Set problem ▸ Set down every record once more, exactly as given.

=======

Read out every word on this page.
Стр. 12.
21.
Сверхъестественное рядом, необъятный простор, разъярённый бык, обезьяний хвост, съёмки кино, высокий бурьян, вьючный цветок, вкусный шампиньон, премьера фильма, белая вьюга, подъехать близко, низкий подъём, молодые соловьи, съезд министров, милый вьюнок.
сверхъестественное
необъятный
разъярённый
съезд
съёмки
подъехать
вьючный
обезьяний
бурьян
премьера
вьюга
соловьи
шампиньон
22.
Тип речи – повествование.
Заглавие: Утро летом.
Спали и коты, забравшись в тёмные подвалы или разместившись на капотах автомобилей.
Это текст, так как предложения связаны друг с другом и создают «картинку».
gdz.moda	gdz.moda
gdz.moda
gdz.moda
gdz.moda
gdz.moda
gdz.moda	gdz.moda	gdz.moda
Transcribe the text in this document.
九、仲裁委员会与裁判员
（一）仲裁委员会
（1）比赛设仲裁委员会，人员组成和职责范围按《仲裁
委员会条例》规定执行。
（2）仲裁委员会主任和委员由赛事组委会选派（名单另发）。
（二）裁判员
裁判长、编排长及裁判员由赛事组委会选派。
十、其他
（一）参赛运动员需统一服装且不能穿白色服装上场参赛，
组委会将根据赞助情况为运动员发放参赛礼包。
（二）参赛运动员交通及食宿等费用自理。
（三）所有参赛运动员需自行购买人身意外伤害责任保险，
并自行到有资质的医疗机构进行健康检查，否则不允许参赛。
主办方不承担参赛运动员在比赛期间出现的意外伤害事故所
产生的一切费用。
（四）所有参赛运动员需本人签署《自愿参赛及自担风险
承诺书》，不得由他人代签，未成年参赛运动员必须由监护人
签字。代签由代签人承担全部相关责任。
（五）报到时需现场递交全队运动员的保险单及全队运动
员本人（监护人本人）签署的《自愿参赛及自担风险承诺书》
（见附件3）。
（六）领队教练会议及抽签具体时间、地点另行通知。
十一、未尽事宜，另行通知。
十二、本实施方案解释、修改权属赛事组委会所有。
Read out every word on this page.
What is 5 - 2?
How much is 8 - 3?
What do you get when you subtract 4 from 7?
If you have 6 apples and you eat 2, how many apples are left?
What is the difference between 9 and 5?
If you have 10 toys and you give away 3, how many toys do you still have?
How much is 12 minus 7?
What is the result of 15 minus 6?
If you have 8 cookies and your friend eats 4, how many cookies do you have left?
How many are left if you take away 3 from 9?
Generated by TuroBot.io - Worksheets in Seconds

=======

Answer below ▸
Read out every word on this page.
Стр. 12.
21.
Сверхъестественное рядом, необъятный простор, разъярённый бык, обезьяний хвост, съёмки кино, высокий бурьян, вьючный цветок, вкусный шампиньон, премьера фильма, белая вьюга, подъехать близко, низкий подъём, молодые соловьи, съезд министров, милый вьюнок.
сверхъестественное
необъятный
разъярённый
съезд
съёмки
подъехать
вьючный
обезьяний
бурьян
премьера
вьюга
соловьи
шампиньон
22.
Тип речи – повествование.
Заглавие: Утро летом.
Спали и коты, забравшись в тёмные подвалы или разместившись на капотах автомобилей.
Это текст, так как предложения связаны друг с другом и создают «картинку».
gdz.moda	gdz.moda
gdz.moda
gdz.moda
gdz.moda
gdz.moda
gdz.moda	gdz.moda	gdz.moda
Transcribe the text in this document.
九、仲裁委员会与裁判员
（一）仲裁委员会
（1）比赛设仲裁委员会，人员组成和职责范围按《仲裁
委员会条例》规定执行。
（2）仲裁委员会主任和委员由赛事组委会选派（名单另发）。
（二）裁判员
裁判长、编排长及裁判员由赛事组委会选派。
十、其他
（一）参赛运动员需统一服装且不能穿白色服装上场参赛，
组委会将根据赞助情况为运动员发放参赛礼包。
（二）参赛运动员交通及食宿等费用自理。
（三）所有参赛运动员需自行购买人身意外伤害责任保险，
并自行到有资质的医疗机构进行健康检查，否则不允许参赛。
主办方不承担参赛运动员在比赛期间出现的意外伤害事故所
产生的一切费用。
（四）所有参赛运动员需本人签署《自愿参赛及自担风险
承诺书》，不得由他人代签，未成年参赛运动员必须由监护人
签字。代签由代签人承担全部相关责任。
（五）报到时需现场递交全队运动员的保险单及全队运动
员本人（监护人本人）签署的《自愿参赛及自担风险承诺书》
（见附件3）。
（六）领队教练会议及抽签具体时间、地点另行通知。
十一、未尽事宜，另行通知。
十二、本实施方案解释、修改权属赛事组委会所有。
Read out every word on this page.
What is 5 - 2?
How much is 8 - 3?
What do you get when you subtract 4 from 7?
If you have 6 apples and you eat 2, how many apples are left?
What is the difference between 9 and 5?
If you have 10 toys and you give away 3, how many toys do you still have?
How much is 12 minus 7?
What is the result of 15 minus 6?
If you have 8 cookies and your friend eats 4, how many cookies do you have left?
How many are left if you take away 3 from 9?
Generated by TuroBot.io - Worksheets in Seconds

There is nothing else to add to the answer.